Locate the lines that hold the string "состав". Copy every such line.
--- begin Extracted information ---
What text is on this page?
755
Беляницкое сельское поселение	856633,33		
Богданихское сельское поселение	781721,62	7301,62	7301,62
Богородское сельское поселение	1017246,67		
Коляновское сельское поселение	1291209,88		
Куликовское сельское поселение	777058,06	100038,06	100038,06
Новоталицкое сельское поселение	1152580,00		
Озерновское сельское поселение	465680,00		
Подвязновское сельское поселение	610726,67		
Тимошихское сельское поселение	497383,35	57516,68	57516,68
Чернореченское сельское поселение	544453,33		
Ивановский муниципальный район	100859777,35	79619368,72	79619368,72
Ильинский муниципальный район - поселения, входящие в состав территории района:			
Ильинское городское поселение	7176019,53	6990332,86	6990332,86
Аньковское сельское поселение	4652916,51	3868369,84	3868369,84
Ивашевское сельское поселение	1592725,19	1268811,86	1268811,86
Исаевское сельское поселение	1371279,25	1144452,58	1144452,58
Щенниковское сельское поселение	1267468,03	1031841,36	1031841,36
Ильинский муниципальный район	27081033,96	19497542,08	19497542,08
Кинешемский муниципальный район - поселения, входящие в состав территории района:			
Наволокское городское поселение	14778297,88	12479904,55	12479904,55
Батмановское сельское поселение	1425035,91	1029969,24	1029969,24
--- end Extracted information ---
Problem solution -
Ильинский муниципальный район - поселения, входящие в состав территории района:			
Кинешемский муниципальный район - поселения, входящие в состав территории района:			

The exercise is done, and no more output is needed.